Repeat the listing below line for line, without changing anything, and leave out the pictures.

"""

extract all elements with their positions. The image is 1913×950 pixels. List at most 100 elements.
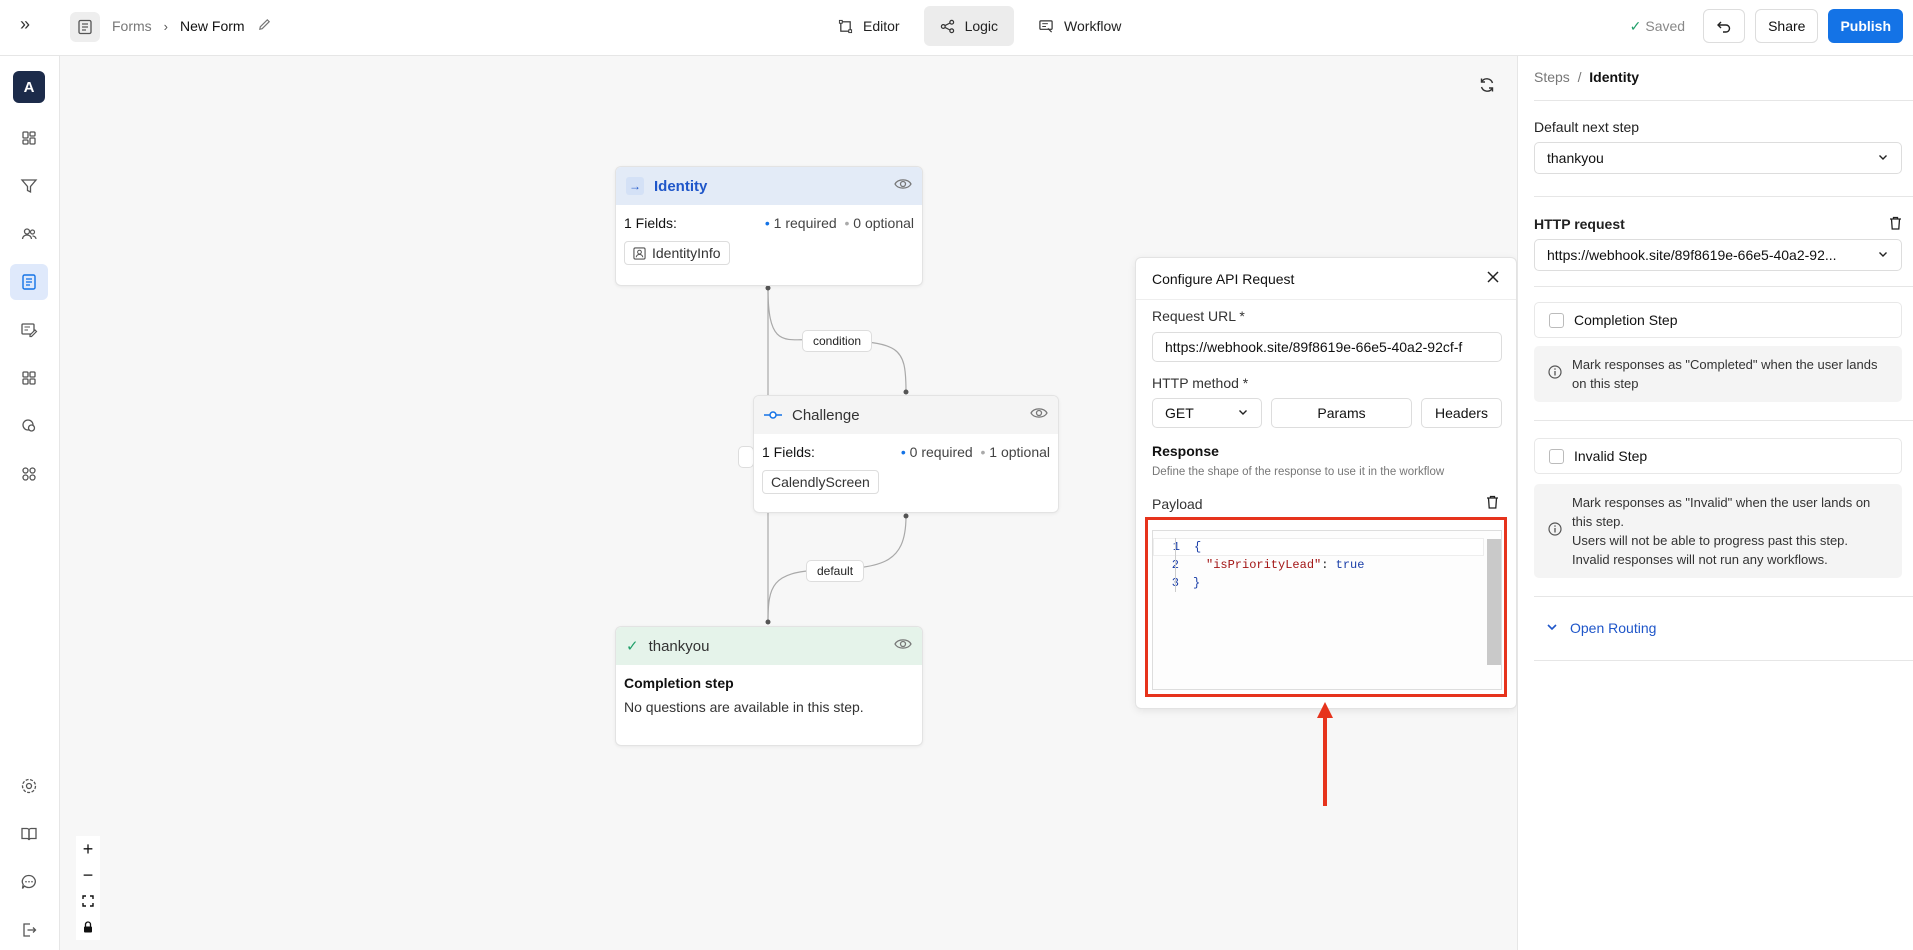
chevron-down-icon — [1877, 247, 1889, 263]
default-next-step-select[interactable]: thankyou — [1534, 142, 1902, 174]
divider — [1534, 420, 1913, 421]
blocks-icon[interactable] — [10, 360, 48, 396]
logout-icon[interactable] — [10, 912, 48, 948]
required-count: 0 required — [909, 444, 973, 460]
breadcrumb: Forms › New Form — [112, 17, 272, 35]
response-description: Define the shape of the response to use … — [1152, 466, 1445, 478]
left-sidebar: A — [0, 56, 60, 950]
settings-icon[interactable] — [10, 768, 48, 804]
default-next-step-label: Default next step — [1534, 119, 1640, 135]
node-challenge[interactable]: Challenge 1 Fields: • 0 required • 1 opt… — [753, 395, 1059, 513]
chat-icon[interactable] — [10, 864, 48, 900]
tab-logic[interactable]: Logic — [923, 6, 1015, 46]
zoom-controls: + − — [76, 836, 100, 940]
apps-icon[interactable] — [10, 456, 48, 492]
fit-view-icon[interactable] — [76, 888, 100, 914]
http-request-label: HTTP request — [1534, 216, 1625, 232]
lock-icon[interactable] — [76, 914, 100, 940]
close-icon[interactable] — [1486, 270, 1500, 287]
response-title: Response — [1152, 443, 1219, 459]
eye-icon[interactable] — [894, 177, 912, 195]
eye-icon[interactable] — [1030, 406, 1048, 424]
request-url-input[interactable]: https://webhook.site/89f8619e-66e5-40a2-… — [1152, 332, 1502, 362]
forms-icon[interactable] — [10, 264, 48, 300]
payload-label: Payload — [1152, 496, 1203, 512]
open-routing-label: Open Routing — [1570, 620, 1657, 636]
tab-editor-label: Editor — [863, 18, 900, 34]
share-button[interactable]: Share — [1755, 9, 1819, 43]
editor-icon — [838, 19, 853, 33]
avatar[interactable]: A — [13, 71, 45, 103]
node-thankyou[interactable]: ✓ thankyou Completion step No questions … — [615, 626, 923, 746]
node-thankyou-header: ✓ thankyou — [616, 627, 922, 665]
completion-heading: Completion step — [624, 675, 734, 691]
breadcrumb-forms[interactable]: Forms — [112, 18, 152, 34]
chevron-right-icon: › — [163, 18, 169, 34]
zoom-in-button[interactable]: + — [76, 836, 100, 862]
crumb-identity: Identity — [1589, 69, 1640, 85]
fields-count: 1 Fields: — [762, 444, 815, 460]
book-icon[interactable] — [10, 816, 48, 852]
publish-button[interactable]: Publish — [1828, 9, 1903, 43]
http-method-select[interactable]: GET — [1152, 398, 1262, 428]
tab-workflow-label: Workflow — [1064, 18, 1122, 34]
chevron-down-icon — [1546, 620, 1558, 636]
expand-sidebar-icon[interactable]: » — [20, 14, 40, 36]
field-chip[interactable]: CalendlyScreen — [762, 470, 879, 494]
panel-breadcrumb: Steps / Identity — [1534, 69, 1639, 85]
step-properties-panel: Steps / Identity Default next step thank… — [1517, 56, 1913, 950]
id-card-icon — [633, 246, 646, 260]
required-count: 1 required — [773, 215, 837, 231]
invalid-info-line2: Users will not be able to progress past … — [1572, 533, 1849, 548]
open-routing-link[interactable]: Open Routing — [1546, 620, 1656, 636]
field-chip-label: IdentityInfo — [652, 245, 721, 261]
users-icon[interactable] — [10, 216, 48, 252]
edge-partial-label[interactable] — [738, 446, 754, 468]
chevron-down-icon — [1237, 405, 1249, 421]
node-identity-title: Identity — [654, 177, 708, 195]
undo-icon — [1717, 21, 1731, 33]
http-request-select[interactable]: https://webhook.site/89f8619e-66e5-40a2-… — [1534, 239, 1902, 271]
dashboard-icon[interactable] — [10, 120, 48, 156]
edit-pencil-icon[interactable] — [257, 17, 272, 35]
headers-button[interactable]: Headers — [1421, 398, 1502, 428]
node-challenge-header: Challenge — [754, 396, 1058, 434]
form-edit-icon[interactable] — [10, 312, 48, 348]
edge-condition-label[interactable]: condition — [802, 330, 873, 352]
node-thankyou-title: thankyou — [648, 637, 710, 655]
node-identity[interactable]: → Identity 1 Fields: • 1 required • 0 op… — [615, 166, 923, 286]
integrations-icon[interactable] — [10, 408, 48, 444]
completion-step-toggle[interactable]: Completion Step — [1534, 302, 1902, 338]
edge-default-label[interactable]: default — [806, 560, 865, 582]
tab-workflow[interactable]: Workflow — [1022, 6, 1137, 46]
trash-icon[interactable] — [1486, 495, 1499, 512]
field-chip[interactable]: IdentityInfo — [624, 241, 730, 265]
filter-icon[interactable] — [10, 168, 48, 204]
http-request-value: https://webhook.site/89f8619e-66e5-40a2-… — [1547, 247, 1837, 263]
saved-label: Saved — [1645, 18, 1686, 34]
divider — [1534, 100, 1913, 101]
highlight-box — [1145, 517, 1507, 697]
tab-editor[interactable]: Editor — [822, 6, 916, 46]
completion-info-text: Mark responses as "Completed" when the u… — [1572, 357, 1878, 391]
tab-logic-label: Logic — [964, 18, 999, 34]
arrow-right-icon: → — [626, 177, 644, 195]
completion-step-label: Completion Step — [1574, 312, 1678, 328]
mode-tabs: Editor Logic Workflow — [822, 6, 1137, 46]
invalid-step-toggle[interactable]: Invalid Step — [1534, 438, 1902, 474]
params-button[interactable]: Params — [1271, 398, 1412, 428]
undo-button[interactable] — [1703, 9, 1746, 43]
divider — [1534, 596, 1913, 597]
request-url-label: Request URL * — [1152, 308, 1245, 324]
trash-icon[interactable] — [1889, 216, 1902, 233]
crumb-steps[interactable]: Steps — [1534, 69, 1570, 85]
invalid-info: Mark responses as "Invalid" when the use… — [1534, 484, 1902, 578]
completion-step-checkbox[interactable] — [1549, 312, 1564, 328]
chevron-down-icon — [1877, 150, 1889, 166]
info-icon — [1548, 364, 1562, 384]
optional-count: 0 optional — [853, 215, 914, 231]
eye-icon[interactable] — [894, 637, 912, 655]
zoom-out-button[interactable]: − — [76, 862, 100, 888]
invalid-step-checkbox[interactable] — [1549, 448, 1564, 464]
divider — [1534, 660, 1913, 661]
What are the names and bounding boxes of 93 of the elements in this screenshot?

"""

### THE RESULT
extract all elements with their positions. The image is 1913×950 pixels. List at most 100 elements.
chevron-down-icon — [1877, 247, 1889, 263]
default-next-step-select[interactable]: thankyou — [1534, 142, 1902, 174]
divider — [1534, 420, 1913, 421]
blocks-icon[interactable] — [10, 360, 48, 396]
logout-icon[interactable] — [10, 912, 48, 948]
required-count: 0 required — [909, 444, 973, 460]
breadcrumb: Forms › New Form — [112, 17, 272, 35]
response-description: Define the shape of the response to use … — [1152, 466, 1445, 478]
left-sidebar: A — [0, 56, 60, 950]
settings-icon[interactable] — [10, 768, 48, 804]
default-next-step-label: Default next step — [1534, 119, 1640, 135]
node-challenge[interactable]: Challenge 1 Fields: • 0 required • 1 opt… — [753, 395, 1059, 513]
chat-icon[interactable] — [10, 864, 48, 900]
tab-logic[interactable]: Logic — [923, 6, 1015, 46]
zoom-controls: + − — [76, 836, 100, 940]
apps-icon[interactable] — [10, 456, 48, 492]
fit-view-icon[interactable] — [76, 888, 100, 914]
http-request-label: HTTP request — [1534, 216, 1625, 232]
lock-icon[interactable] — [76, 914, 100, 940]
close-icon[interactable] — [1486, 270, 1500, 287]
response-title: Response — [1152, 443, 1219, 459]
eye-icon[interactable] — [894, 177, 912, 195]
eye-icon[interactable] — [1030, 406, 1048, 424]
request-url-input[interactable]: https://webhook.site/89f8619e-66e5-40a2-… — [1152, 332, 1502, 362]
forms-icon[interactable] — [10, 264, 48, 300]
payload-label: Payload — [1152, 496, 1203, 512]
open-routing-label: Open Routing — [1570, 620, 1657, 636]
tab-editor-label: Editor — [863, 18, 900, 34]
share-button[interactable]: Share — [1755, 9, 1819, 43]
editor-icon — [838, 19, 853, 33]
avatar[interactable]: A — [13, 71, 45, 103]
node-thankyou[interactable]: ✓ thankyou Completion step No questions … — [615, 626, 923, 746]
node-thankyou-header: ✓ thankyou — [616, 627, 922, 665]
completion-heading: Completion step — [624, 675, 734, 691]
breadcrumb-forms[interactable]: Forms — [112, 18, 152, 34]
chevron-right-icon: › — [163, 18, 169, 34]
zoom-in-button[interactable]: + — [76, 836, 100, 862]
crumb-identity: Identity — [1589, 69, 1640, 85]
fields-count: 1 Fields: — [762, 444, 815, 460]
book-icon[interactable] — [10, 816, 48, 852]
publish-button[interactable]: Publish — [1828, 9, 1903, 43]
http-method-select[interactable]: GET — [1152, 398, 1262, 428]
tab-workflow-label: Workflow — [1064, 18, 1122, 34]
chevron-down-icon — [1546, 620, 1558, 636]
expand-sidebar-icon[interactable]: » — [20, 14, 40, 36]
field-chip[interactable]: CalendlyScreen — [762, 470, 879, 494]
panel-breadcrumb: Steps / Identity — [1534, 69, 1639, 85]
step-properties-panel: Steps / Identity Default next step thank… — [1517, 56, 1913, 950]
id-card-icon — [633, 246, 646, 260]
required-count: 1 required — [773, 215, 837, 231]
invalid-info-line2: Users will not be able to progress past … — [1572, 533, 1849, 548]
open-routing-link[interactable]: Open Routing — [1546, 620, 1656, 636]
field-chip-label: IdentityInfo — [652, 245, 721, 261]
users-icon[interactable] — [10, 216, 48, 252]
edge-partial-label[interactable] — [738, 446, 754, 468]
chevron-down-icon — [1237, 405, 1249, 421]
node-identity-title: Identity — [654, 177, 708, 195]
undo-icon — [1717, 21, 1731, 33]
http-request-select[interactable]: https://webhook.site/89f8619e-66e5-40a2-… — [1534, 239, 1902, 271]
dashboard-icon[interactable] — [10, 120, 48, 156]
edit-pencil-icon[interactable] — [257, 17, 272, 35]
headers-button[interactable]: Headers — [1421, 398, 1502, 428]
node-challenge-header: Challenge — [754, 396, 1058, 434]
form-edit-icon[interactable] — [10, 312, 48, 348]
edge-condition-label[interactable]: condition — [802, 330, 873, 352]
node-thankyou-title: thankyou — [648, 637, 710, 655]
node-identity[interactable]: → Identity 1 Fields: • 1 required • 0 op… — [615, 166, 923, 286]
integrations-icon[interactable] — [10, 408, 48, 444]
completion-step-toggle[interactable]: Completion Step — [1534, 302, 1902, 338]
edge-default-label[interactable]: default — [806, 560, 865, 582]
tab-workflow[interactable]: Workflow — [1022, 6, 1137, 46]
trash-icon[interactable] — [1486, 495, 1499, 512]
field-chip[interactable]: IdentityInfo — [624, 241, 730, 265]
filter-icon[interactable] — [10, 168, 48, 204]
http-request-value: https://webhook.site/89f8619e-66e5-40a2-… — [1547, 247, 1837, 263]
saved-label: Saved — [1645, 18, 1686, 34]
divider — [1534, 100, 1913, 101]
highlight-box — [1145, 517, 1507, 697]
tab-editor[interactable]: Editor — [822, 6, 916, 46]
completion-info-text: Mark responses as "Completed" when the u… — [1572, 357, 1878, 391]
tab-logic-label: Logic — [964, 18, 999, 34]
arrow-right-icon: → — [626, 177, 644, 195]
completion-step-label: Completion Step — [1574, 312, 1678, 328]
mode-tabs: Editor Logic Workflow — [822, 6, 1137, 46]
invalid-step-toggle[interactable]: Invalid Step — [1534, 438, 1902, 474]
params-button[interactable]: Params — [1271, 398, 1412, 428]
undo-button[interactable] — [1703, 9, 1746, 43]
divider — [1534, 596, 1913, 597]
request-url-label: Request URL * — [1152, 308, 1245, 324]
trash-icon[interactable] — [1889, 216, 1902, 233]
crumb-steps[interactable]: Steps — [1534, 69, 1570, 85]
invalid-info: Mark responses as "Invalid" when the use… — [1534, 484, 1902, 578]
completion-step-checkbox[interactable] — [1549, 312, 1564, 328]
chevron-down-icon — [1877, 150, 1889, 166]
info-icon — [1548, 364, 1562, 384]
optional-count: 0 optional — [853, 215, 914, 231]
eye-icon[interactable] — [894, 637, 912, 655]
zoom-out-button[interactable]: − — [76, 862, 100, 888]
invalid-step-checkbox[interactable] — [1549, 448, 1564, 464]
divider — [1534, 660, 1913, 661]
What are the names and bounding boxes of 93 of the elements in this screenshot?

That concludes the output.